SOURCE DATA:
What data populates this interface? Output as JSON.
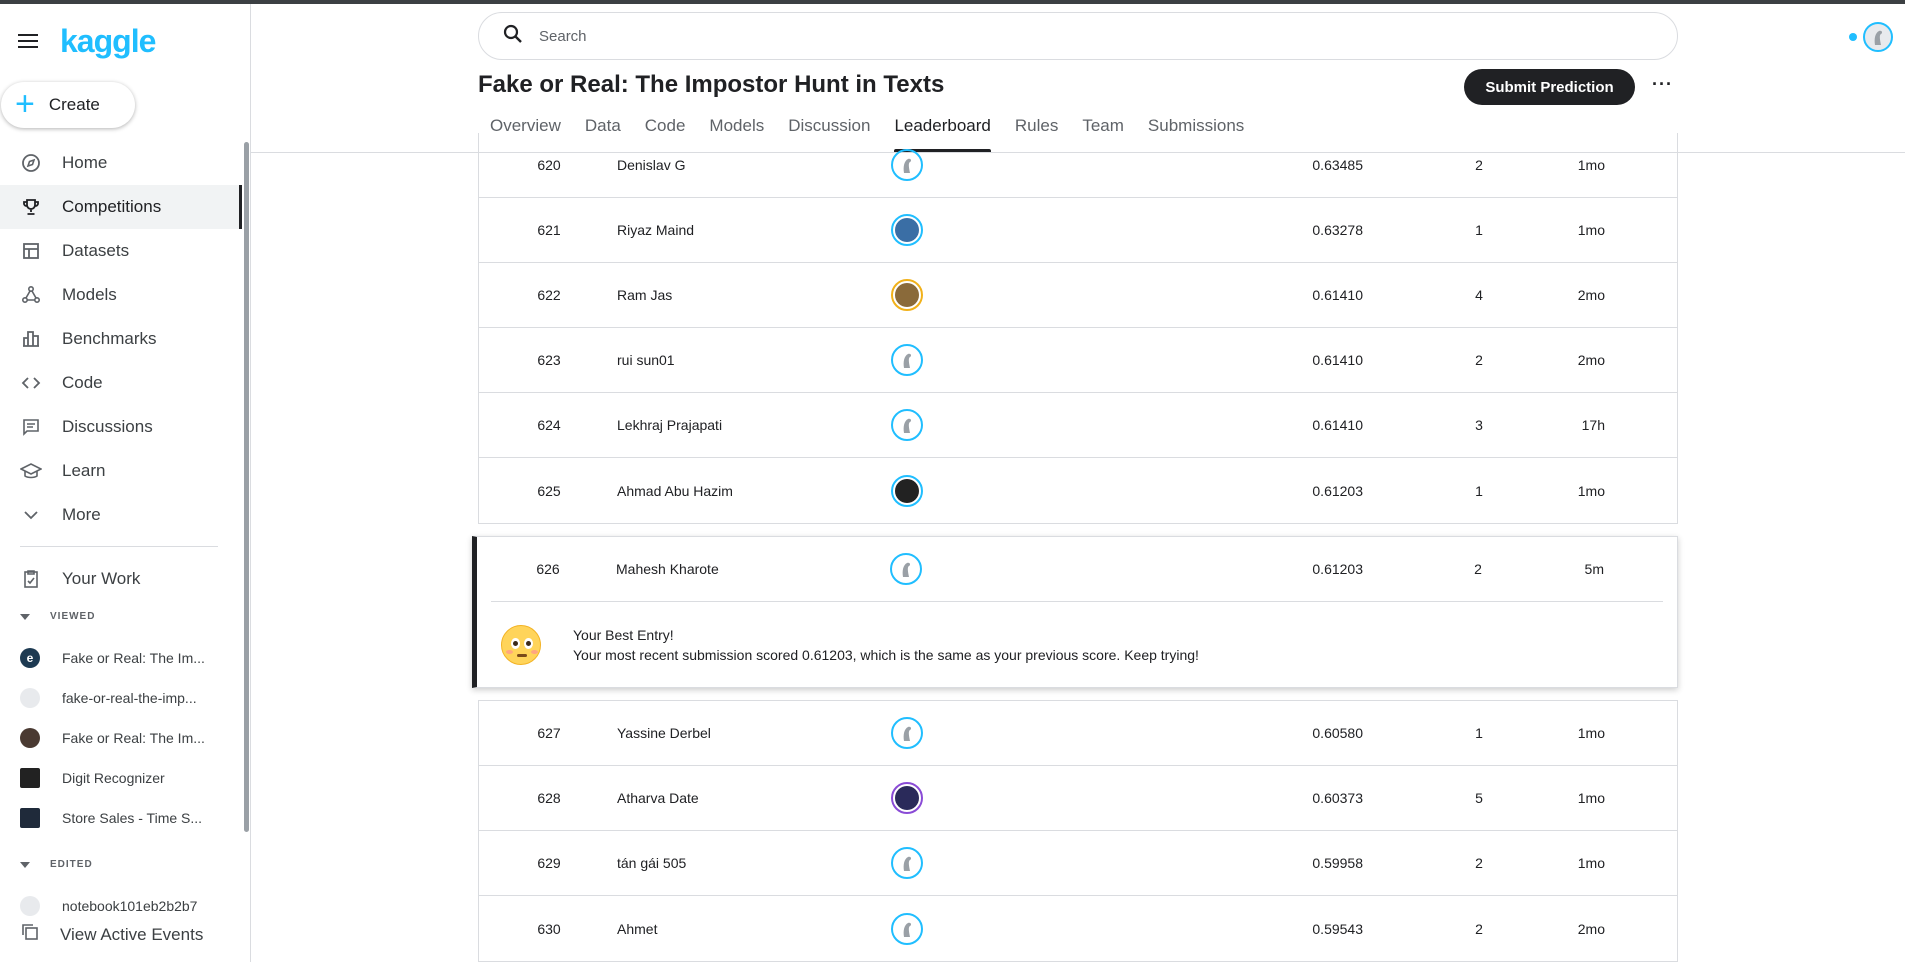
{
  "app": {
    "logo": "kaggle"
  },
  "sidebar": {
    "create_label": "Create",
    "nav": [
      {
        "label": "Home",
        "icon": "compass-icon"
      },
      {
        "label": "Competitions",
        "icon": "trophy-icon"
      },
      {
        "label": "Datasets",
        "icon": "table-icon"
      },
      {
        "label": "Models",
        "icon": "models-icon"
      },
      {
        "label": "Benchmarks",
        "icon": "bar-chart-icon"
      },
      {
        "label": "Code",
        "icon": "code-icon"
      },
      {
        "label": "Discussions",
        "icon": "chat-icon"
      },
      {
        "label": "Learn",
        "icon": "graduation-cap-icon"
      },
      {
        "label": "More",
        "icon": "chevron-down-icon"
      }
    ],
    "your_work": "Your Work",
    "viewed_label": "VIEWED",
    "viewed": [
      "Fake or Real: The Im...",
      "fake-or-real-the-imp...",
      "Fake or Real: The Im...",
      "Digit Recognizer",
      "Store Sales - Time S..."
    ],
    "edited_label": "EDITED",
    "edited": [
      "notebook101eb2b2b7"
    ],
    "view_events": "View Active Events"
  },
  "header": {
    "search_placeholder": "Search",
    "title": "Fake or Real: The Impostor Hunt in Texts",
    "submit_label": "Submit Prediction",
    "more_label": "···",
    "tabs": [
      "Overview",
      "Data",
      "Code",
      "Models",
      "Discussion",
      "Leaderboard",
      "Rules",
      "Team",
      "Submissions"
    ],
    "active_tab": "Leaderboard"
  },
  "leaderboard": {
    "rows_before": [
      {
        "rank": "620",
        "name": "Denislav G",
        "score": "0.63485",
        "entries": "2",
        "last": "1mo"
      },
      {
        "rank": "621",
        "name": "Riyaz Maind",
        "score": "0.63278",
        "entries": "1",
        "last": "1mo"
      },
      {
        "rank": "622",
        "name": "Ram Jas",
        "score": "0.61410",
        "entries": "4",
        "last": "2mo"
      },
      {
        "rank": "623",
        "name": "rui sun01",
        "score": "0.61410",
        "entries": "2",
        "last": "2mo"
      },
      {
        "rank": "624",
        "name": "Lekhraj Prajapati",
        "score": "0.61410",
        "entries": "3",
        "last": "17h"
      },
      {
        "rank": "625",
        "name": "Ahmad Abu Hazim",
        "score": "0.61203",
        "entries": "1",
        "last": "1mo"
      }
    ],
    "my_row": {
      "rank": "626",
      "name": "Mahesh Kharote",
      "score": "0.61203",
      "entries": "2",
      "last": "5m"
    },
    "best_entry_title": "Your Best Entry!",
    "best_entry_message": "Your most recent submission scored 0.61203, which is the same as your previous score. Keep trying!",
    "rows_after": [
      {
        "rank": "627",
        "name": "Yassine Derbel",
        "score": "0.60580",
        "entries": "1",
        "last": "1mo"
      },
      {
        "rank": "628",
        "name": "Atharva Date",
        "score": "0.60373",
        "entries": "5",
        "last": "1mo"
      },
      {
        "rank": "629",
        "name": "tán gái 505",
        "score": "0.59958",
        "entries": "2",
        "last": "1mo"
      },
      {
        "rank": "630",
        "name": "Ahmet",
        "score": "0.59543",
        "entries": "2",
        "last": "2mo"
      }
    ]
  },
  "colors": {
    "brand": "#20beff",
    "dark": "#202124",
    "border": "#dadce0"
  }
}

--

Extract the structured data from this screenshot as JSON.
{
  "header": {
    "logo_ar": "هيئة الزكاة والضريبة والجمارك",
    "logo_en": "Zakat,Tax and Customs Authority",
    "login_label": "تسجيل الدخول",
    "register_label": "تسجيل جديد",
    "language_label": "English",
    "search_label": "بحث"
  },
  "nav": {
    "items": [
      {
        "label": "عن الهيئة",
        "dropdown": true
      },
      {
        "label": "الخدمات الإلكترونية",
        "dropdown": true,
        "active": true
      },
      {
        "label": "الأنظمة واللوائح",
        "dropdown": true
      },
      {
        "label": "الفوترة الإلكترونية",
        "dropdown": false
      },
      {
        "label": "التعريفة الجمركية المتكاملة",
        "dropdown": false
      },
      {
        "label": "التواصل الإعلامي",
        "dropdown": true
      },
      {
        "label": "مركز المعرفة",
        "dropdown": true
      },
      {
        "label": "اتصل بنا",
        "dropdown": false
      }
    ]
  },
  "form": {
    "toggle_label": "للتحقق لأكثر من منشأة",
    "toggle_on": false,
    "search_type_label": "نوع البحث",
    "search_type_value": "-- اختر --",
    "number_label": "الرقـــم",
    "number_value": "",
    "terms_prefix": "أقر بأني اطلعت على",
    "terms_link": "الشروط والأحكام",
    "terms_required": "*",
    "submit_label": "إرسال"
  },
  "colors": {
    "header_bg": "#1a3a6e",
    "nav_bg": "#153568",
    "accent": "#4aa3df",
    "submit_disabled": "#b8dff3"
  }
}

==

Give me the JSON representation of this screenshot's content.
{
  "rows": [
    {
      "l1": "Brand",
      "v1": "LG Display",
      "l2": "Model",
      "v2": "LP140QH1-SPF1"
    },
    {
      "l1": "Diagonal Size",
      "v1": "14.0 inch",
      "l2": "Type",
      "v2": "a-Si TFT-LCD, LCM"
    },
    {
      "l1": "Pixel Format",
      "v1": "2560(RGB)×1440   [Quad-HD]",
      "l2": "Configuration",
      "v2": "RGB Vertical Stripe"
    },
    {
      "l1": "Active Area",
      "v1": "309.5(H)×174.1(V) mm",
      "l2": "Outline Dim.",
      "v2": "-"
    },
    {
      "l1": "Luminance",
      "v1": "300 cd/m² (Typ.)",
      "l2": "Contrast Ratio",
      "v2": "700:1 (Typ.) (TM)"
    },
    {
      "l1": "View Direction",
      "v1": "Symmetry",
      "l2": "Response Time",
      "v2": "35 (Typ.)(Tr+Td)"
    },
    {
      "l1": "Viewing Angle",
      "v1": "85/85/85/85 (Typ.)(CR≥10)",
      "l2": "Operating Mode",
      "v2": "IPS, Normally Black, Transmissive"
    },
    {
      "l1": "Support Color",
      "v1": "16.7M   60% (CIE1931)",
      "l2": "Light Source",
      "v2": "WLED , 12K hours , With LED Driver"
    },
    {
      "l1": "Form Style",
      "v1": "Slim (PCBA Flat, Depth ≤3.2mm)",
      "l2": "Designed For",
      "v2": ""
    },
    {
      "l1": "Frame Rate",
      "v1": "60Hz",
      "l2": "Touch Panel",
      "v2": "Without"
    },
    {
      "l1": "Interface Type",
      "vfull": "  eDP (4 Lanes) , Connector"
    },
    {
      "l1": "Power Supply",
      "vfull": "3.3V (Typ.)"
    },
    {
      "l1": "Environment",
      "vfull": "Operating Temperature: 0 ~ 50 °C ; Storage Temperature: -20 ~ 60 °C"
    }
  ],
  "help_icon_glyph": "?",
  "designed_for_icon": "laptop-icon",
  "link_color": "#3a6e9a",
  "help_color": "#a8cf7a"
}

EXERCISE:
Give only the number of lines in the material above where the string "vfull" appears.

REPLY:
3